[Start of Records provided]
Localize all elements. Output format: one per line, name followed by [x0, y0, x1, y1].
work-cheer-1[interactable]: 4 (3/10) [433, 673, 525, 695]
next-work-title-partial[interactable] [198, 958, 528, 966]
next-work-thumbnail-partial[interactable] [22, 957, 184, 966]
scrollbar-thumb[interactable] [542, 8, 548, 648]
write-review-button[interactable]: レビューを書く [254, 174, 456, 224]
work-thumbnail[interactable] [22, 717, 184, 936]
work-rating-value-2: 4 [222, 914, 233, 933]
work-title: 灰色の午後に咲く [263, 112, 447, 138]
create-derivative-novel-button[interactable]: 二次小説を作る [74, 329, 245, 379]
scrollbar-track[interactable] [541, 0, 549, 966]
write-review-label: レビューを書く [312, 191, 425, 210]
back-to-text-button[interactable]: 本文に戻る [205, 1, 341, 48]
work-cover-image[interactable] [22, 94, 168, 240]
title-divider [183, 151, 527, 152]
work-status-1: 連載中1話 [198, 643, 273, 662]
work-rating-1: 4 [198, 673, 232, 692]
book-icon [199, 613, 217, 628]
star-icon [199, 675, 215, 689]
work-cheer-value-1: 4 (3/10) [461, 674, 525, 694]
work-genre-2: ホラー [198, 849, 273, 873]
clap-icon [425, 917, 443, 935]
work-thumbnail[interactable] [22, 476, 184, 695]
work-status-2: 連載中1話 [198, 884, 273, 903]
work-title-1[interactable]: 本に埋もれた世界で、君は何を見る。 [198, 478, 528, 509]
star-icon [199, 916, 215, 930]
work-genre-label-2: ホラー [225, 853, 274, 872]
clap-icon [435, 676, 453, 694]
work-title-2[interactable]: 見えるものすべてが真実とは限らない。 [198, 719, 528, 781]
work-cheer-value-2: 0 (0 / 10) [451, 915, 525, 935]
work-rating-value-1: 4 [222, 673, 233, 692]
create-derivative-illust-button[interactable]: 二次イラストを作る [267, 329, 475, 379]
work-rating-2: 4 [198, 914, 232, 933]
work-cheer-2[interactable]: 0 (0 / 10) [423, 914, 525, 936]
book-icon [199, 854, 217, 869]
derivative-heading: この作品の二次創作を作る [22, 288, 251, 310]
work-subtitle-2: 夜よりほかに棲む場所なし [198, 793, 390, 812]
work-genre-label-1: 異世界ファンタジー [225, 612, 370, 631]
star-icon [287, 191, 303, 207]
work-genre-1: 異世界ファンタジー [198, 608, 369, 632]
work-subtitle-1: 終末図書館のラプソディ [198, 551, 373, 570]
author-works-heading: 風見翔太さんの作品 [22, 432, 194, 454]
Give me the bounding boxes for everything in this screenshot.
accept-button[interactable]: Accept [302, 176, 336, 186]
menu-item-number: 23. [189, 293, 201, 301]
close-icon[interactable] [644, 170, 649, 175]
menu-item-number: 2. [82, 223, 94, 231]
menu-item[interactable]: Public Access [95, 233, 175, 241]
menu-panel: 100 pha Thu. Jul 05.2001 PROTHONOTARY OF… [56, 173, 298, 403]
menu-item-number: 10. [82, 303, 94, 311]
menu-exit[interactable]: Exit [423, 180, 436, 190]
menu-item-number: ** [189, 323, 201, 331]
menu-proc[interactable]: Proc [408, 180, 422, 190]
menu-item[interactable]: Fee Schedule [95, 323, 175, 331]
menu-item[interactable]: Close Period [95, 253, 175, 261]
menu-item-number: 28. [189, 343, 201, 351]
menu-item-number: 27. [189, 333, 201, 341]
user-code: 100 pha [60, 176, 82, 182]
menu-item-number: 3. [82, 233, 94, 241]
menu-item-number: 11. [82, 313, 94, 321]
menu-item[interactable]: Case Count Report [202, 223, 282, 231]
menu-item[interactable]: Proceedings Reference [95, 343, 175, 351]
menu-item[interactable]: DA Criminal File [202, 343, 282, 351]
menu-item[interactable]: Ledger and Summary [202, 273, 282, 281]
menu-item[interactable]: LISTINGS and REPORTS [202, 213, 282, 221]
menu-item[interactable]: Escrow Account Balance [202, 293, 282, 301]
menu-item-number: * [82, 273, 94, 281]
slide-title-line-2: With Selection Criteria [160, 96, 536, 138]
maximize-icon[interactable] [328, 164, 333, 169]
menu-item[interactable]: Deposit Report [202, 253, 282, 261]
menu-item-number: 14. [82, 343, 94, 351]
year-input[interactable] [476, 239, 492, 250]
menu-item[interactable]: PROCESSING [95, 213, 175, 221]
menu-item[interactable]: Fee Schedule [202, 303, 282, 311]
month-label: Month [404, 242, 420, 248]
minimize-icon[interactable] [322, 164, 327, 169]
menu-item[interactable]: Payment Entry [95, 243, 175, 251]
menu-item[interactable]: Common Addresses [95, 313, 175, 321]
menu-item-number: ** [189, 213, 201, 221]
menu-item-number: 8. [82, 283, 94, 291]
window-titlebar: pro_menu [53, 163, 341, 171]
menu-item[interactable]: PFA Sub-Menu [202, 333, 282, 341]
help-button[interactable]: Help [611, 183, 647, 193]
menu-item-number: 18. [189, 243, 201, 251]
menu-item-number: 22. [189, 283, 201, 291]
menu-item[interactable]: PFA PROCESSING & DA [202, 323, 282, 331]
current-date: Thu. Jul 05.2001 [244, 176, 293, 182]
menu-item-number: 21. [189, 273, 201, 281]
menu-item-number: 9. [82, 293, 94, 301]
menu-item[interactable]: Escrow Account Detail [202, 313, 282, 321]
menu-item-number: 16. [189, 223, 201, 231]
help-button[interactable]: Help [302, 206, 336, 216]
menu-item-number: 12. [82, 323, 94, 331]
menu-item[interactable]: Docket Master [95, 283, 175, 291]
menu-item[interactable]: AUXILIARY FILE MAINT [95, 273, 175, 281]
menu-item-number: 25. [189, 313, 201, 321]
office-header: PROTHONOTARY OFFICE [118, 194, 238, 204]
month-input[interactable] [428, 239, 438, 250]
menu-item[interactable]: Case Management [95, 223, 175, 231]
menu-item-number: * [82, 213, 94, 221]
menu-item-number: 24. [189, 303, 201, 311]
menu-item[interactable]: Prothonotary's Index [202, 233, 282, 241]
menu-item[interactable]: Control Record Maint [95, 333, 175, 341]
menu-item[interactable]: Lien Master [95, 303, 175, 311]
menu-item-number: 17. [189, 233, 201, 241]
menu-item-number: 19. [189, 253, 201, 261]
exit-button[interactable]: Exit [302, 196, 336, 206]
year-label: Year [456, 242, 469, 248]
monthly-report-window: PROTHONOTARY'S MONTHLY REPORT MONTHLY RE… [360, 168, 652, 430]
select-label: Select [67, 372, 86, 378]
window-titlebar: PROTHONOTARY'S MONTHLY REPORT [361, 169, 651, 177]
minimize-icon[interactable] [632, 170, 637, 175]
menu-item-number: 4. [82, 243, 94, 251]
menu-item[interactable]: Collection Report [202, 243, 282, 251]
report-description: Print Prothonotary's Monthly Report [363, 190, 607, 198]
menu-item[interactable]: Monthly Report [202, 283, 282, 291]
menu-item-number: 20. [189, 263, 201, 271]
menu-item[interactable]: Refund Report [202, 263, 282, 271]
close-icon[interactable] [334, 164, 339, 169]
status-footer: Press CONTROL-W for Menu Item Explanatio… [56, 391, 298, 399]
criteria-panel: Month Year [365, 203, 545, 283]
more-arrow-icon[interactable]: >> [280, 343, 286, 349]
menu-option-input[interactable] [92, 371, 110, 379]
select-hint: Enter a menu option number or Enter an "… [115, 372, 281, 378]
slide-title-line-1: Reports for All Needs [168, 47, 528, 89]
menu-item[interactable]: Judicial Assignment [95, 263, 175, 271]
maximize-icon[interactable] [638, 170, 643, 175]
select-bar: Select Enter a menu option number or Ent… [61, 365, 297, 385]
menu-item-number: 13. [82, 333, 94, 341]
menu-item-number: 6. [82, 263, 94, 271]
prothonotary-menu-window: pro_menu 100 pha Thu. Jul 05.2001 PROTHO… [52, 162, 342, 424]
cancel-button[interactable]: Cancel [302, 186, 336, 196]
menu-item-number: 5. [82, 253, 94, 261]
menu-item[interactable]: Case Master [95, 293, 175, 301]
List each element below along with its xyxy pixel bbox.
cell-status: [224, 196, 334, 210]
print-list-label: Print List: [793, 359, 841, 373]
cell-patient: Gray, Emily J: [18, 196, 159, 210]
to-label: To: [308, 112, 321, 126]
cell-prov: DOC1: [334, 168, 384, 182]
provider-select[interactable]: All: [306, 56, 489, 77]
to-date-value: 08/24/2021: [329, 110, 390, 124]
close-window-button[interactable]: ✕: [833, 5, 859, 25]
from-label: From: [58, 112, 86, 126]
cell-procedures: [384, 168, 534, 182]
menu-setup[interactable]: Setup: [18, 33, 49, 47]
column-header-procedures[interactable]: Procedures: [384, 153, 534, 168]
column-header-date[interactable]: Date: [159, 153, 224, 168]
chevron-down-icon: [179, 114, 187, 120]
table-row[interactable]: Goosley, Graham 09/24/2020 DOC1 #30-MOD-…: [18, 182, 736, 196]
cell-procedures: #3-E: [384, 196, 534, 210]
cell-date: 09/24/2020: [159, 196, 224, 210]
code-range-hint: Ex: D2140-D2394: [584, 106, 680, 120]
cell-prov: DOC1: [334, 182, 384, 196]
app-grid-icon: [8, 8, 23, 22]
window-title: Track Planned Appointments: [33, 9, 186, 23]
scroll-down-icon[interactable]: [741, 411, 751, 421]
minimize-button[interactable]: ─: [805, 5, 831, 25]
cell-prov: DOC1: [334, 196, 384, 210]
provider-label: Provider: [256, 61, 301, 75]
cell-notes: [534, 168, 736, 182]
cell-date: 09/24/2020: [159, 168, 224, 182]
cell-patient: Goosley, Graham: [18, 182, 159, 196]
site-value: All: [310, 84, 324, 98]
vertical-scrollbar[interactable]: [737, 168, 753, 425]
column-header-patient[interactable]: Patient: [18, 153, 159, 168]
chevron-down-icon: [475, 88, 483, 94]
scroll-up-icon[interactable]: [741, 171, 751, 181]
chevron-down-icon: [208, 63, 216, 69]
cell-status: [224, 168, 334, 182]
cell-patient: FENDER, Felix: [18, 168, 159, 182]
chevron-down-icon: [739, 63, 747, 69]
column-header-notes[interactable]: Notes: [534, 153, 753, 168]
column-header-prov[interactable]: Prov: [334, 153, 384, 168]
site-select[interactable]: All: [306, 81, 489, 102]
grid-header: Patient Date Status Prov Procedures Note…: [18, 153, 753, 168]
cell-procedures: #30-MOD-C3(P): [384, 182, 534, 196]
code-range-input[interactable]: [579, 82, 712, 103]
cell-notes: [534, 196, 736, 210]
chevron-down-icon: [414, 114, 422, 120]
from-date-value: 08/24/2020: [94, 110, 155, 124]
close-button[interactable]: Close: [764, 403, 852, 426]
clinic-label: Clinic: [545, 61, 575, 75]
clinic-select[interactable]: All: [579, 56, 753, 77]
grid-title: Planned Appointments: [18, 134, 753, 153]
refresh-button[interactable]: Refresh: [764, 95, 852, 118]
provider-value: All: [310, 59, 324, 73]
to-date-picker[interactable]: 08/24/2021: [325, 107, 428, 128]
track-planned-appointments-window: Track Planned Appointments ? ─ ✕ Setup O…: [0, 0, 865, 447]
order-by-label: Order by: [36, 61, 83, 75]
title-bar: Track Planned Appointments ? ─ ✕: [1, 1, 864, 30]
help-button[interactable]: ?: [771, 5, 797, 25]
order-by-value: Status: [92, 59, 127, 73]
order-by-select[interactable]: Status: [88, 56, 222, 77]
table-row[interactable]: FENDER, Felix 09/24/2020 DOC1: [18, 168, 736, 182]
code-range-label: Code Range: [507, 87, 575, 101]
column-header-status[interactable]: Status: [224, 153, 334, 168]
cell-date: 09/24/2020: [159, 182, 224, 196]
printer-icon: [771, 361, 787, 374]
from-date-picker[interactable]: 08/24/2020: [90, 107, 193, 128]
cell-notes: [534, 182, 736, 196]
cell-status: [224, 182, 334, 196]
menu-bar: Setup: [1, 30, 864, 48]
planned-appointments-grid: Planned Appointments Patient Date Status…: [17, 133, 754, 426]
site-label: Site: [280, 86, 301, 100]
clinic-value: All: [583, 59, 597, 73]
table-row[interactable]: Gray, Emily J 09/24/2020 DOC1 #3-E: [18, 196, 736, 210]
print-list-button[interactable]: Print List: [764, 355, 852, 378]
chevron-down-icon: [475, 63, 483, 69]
[End of Records provided]
### Exercise task
Repeat the listing from its very first line down to the line containing "book-icon [199, 613, 217, 628]", both included, word for word.

### Problem solution
Localize all elements. Output format: one per line, name followed by [x0, y0, x1, y1].
work-cheer-1[interactable]: 4 (3/10) [433, 673, 525, 695]
next-work-title-partial[interactable] [198, 958, 528, 966]
next-work-thumbnail-partial[interactable] [22, 957, 184, 966]
scrollbar-thumb[interactable] [542, 8, 548, 648]
write-review-button[interactable]: レビューを書く [254, 174, 456, 224]
work-thumbnail[interactable] [22, 717, 184, 936]
work-rating-value-2: 4 [222, 914, 233, 933]
work-title: 灰色の午後に咲く [263, 112, 447, 138]
create-derivative-novel-button[interactable]: 二次小説を作る [74, 329, 245, 379]
scrollbar-track[interactable] [541, 0, 549, 966]
write-review-label: レビューを書く [312, 191, 425, 210]
back-to-text-button[interactable]: 本文に戻る [205, 1, 341, 48]
work-cover-image[interactable] [22, 94, 168, 240]
title-divider [183, 151, 527, 152]
work-status-1: 連載中1話 [198, 643, 273, 662]
work-rating-1: 4 [198, 673, 232, 692]
book-icon [199, 613, 217, 628]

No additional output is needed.